Stated task:
Count only the lines of the records that hold "type", then give the number without any other words.
§ §
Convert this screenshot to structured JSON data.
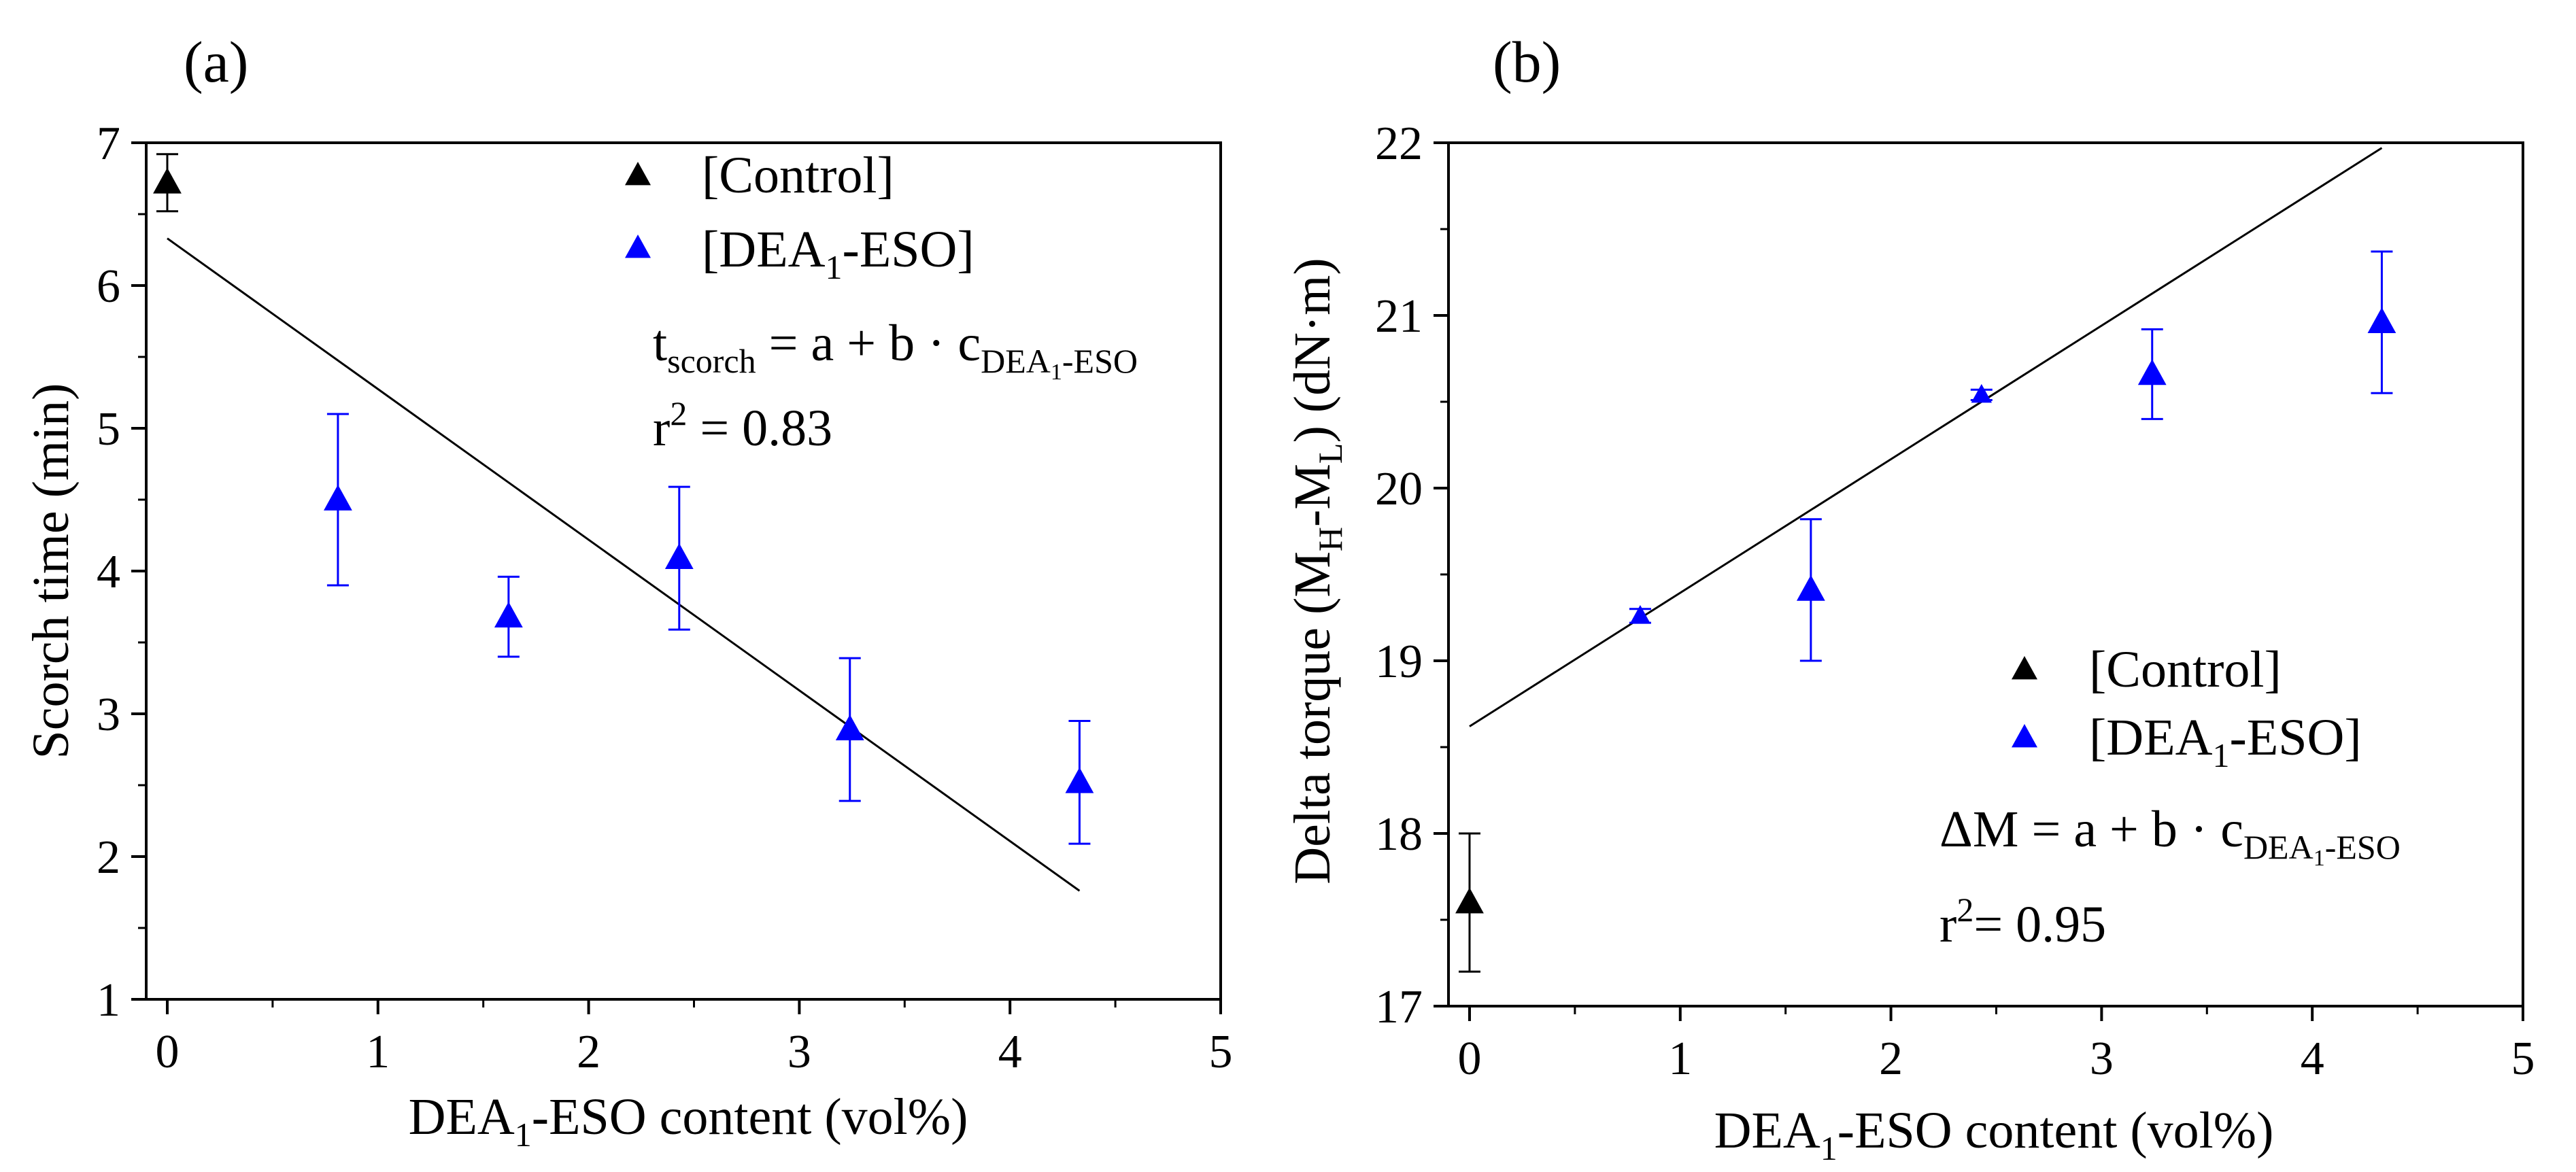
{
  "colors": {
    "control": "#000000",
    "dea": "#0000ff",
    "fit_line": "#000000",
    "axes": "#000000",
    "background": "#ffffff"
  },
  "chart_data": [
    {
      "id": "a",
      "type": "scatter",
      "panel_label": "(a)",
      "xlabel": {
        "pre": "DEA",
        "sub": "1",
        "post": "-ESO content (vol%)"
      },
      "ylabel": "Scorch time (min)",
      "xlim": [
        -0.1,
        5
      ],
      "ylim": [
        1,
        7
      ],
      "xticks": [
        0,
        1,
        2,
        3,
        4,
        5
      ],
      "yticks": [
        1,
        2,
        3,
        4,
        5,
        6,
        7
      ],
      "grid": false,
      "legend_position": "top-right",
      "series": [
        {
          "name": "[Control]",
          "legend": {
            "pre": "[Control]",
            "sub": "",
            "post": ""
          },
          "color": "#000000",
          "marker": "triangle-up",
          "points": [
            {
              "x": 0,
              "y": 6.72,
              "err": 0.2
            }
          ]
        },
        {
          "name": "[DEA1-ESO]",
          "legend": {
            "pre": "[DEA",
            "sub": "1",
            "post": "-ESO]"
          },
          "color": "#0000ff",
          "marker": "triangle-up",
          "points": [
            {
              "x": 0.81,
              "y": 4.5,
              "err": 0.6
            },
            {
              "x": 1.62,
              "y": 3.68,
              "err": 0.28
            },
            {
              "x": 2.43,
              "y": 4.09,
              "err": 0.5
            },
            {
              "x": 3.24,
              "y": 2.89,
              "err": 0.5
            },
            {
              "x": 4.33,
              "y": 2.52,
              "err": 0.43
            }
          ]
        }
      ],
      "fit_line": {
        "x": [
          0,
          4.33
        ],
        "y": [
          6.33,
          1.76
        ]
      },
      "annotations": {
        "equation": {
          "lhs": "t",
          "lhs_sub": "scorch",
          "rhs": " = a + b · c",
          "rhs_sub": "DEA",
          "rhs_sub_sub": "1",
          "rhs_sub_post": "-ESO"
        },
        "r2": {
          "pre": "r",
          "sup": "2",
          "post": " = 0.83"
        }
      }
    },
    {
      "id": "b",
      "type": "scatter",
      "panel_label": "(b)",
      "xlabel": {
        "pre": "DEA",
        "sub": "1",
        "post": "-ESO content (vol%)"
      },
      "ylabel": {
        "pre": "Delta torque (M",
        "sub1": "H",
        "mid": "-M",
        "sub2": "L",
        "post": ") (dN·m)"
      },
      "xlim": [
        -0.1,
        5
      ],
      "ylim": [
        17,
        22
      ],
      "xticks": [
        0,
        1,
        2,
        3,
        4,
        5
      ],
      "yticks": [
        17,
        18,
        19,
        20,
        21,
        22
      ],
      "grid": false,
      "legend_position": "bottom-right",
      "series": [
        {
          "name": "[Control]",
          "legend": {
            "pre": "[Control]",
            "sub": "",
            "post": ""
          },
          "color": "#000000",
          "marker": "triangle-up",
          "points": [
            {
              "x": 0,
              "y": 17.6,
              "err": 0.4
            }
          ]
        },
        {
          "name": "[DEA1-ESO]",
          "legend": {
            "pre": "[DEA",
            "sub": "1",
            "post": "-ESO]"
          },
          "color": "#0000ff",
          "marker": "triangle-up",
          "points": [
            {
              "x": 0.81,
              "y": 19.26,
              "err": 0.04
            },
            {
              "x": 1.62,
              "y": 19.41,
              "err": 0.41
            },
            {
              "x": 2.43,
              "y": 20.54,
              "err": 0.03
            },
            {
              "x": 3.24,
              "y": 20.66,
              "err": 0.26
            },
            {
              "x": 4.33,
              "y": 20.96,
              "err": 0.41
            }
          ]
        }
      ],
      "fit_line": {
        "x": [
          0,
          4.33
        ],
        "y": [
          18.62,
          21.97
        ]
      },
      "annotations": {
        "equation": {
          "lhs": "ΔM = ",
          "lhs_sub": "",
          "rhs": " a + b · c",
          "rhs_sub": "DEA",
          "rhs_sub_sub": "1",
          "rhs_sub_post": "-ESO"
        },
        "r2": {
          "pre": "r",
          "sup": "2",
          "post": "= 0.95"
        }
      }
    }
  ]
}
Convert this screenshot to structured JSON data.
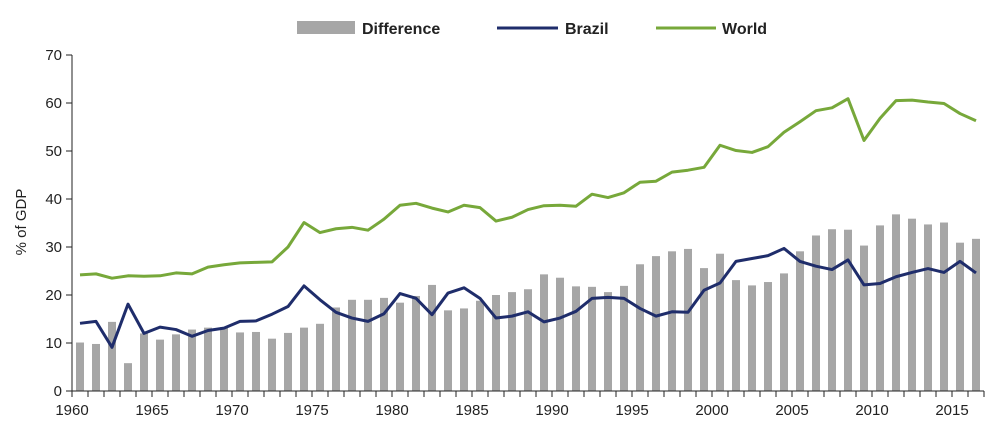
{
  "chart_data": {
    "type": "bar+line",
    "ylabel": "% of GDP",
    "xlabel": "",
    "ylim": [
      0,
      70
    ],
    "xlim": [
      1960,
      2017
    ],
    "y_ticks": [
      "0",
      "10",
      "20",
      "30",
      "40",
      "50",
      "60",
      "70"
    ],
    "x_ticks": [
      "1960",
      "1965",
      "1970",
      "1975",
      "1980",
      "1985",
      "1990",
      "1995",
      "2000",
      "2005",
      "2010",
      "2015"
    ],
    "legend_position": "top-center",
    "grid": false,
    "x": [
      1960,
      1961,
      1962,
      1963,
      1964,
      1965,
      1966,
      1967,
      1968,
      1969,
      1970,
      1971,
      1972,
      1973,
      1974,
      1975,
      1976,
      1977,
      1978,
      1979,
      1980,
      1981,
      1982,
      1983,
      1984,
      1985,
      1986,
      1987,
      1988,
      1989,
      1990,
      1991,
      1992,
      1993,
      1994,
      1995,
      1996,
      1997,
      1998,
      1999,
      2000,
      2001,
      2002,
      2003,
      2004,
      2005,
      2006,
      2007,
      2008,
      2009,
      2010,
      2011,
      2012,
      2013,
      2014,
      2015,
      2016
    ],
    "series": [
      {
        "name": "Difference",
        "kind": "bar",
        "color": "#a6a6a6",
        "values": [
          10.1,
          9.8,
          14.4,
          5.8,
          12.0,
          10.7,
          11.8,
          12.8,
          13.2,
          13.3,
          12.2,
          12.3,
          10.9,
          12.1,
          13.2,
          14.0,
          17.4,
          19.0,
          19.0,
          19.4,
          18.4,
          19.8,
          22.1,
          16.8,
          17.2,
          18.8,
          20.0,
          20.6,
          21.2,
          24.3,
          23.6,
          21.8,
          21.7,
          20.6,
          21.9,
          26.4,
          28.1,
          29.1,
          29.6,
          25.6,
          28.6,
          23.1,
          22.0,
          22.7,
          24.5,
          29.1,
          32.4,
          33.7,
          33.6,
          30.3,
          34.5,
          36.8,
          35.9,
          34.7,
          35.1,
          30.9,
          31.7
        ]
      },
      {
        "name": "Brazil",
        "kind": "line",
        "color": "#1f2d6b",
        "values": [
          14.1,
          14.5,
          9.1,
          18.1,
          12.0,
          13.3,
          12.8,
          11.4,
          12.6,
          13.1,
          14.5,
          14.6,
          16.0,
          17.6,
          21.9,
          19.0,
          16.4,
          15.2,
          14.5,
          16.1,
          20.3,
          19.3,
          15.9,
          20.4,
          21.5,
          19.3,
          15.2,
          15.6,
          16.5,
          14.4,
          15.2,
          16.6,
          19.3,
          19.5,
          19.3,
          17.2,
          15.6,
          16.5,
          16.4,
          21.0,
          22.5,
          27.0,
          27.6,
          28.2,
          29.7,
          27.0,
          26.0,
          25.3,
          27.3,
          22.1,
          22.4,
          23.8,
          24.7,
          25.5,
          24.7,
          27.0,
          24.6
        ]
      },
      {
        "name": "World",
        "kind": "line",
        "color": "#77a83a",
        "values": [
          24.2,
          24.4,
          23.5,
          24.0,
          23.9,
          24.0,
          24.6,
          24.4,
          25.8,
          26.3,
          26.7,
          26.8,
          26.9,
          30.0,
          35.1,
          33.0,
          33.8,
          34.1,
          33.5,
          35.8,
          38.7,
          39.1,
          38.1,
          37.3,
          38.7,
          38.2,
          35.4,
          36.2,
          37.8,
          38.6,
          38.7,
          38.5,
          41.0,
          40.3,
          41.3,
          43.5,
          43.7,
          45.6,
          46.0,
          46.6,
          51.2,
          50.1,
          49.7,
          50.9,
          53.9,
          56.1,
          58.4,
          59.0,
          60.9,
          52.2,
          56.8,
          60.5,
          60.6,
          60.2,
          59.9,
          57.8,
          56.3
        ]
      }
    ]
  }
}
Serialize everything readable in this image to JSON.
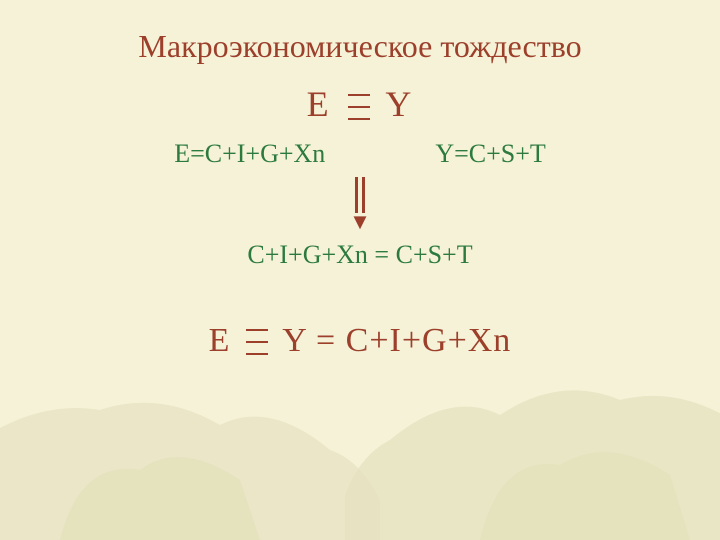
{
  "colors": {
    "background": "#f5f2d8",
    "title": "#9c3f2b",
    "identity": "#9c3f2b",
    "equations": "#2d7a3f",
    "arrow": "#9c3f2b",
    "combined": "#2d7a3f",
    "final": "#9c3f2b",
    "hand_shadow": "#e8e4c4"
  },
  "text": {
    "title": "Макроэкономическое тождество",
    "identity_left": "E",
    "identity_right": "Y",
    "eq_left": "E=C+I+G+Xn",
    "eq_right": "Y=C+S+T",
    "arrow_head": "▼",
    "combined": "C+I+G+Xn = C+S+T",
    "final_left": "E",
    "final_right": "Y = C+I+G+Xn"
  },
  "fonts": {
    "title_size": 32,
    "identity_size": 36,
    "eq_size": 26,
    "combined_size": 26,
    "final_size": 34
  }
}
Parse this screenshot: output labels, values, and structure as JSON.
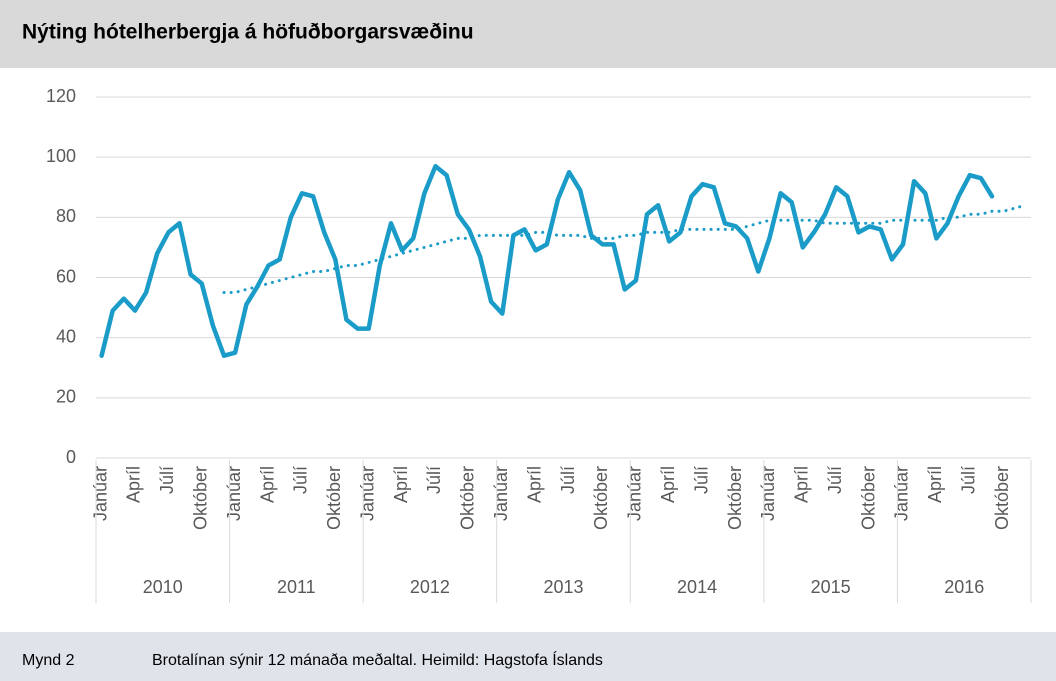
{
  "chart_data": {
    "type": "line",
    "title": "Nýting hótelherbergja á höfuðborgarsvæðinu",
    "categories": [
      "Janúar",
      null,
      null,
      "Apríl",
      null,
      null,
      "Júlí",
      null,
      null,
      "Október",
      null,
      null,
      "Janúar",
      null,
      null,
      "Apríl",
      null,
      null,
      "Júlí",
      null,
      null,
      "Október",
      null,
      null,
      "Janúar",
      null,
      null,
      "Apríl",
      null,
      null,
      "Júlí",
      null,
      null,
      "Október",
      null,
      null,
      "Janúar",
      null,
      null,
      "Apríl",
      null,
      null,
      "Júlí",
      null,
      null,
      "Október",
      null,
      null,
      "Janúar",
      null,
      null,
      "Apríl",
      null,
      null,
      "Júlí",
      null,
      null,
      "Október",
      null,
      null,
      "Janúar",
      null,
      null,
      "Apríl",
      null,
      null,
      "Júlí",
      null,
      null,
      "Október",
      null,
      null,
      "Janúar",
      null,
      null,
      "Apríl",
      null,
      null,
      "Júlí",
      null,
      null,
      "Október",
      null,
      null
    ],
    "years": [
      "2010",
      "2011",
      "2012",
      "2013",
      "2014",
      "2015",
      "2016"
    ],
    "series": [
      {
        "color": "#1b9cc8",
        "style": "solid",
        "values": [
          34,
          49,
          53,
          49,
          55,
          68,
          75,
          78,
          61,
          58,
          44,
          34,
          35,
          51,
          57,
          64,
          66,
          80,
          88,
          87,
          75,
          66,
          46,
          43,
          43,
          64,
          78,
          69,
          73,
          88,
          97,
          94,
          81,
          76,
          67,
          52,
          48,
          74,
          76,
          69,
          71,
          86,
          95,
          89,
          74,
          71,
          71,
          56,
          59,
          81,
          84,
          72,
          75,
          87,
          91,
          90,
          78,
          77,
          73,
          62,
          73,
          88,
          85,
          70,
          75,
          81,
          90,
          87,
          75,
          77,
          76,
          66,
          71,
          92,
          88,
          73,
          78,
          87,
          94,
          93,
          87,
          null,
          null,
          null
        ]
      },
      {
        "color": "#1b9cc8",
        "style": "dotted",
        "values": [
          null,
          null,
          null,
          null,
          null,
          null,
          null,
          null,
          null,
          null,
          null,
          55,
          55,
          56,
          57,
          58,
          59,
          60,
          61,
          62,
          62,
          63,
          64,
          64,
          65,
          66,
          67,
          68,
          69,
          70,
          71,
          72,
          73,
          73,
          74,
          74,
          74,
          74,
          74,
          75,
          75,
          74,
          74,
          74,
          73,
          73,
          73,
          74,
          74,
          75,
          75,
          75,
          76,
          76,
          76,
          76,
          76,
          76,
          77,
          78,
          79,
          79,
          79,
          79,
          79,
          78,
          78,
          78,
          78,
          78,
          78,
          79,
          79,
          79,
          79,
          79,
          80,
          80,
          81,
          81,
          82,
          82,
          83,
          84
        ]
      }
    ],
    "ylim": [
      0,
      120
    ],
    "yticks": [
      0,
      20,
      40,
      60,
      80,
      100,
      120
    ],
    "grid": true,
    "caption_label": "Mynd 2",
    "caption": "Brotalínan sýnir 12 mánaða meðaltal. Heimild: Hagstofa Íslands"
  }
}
§ §
The result:
4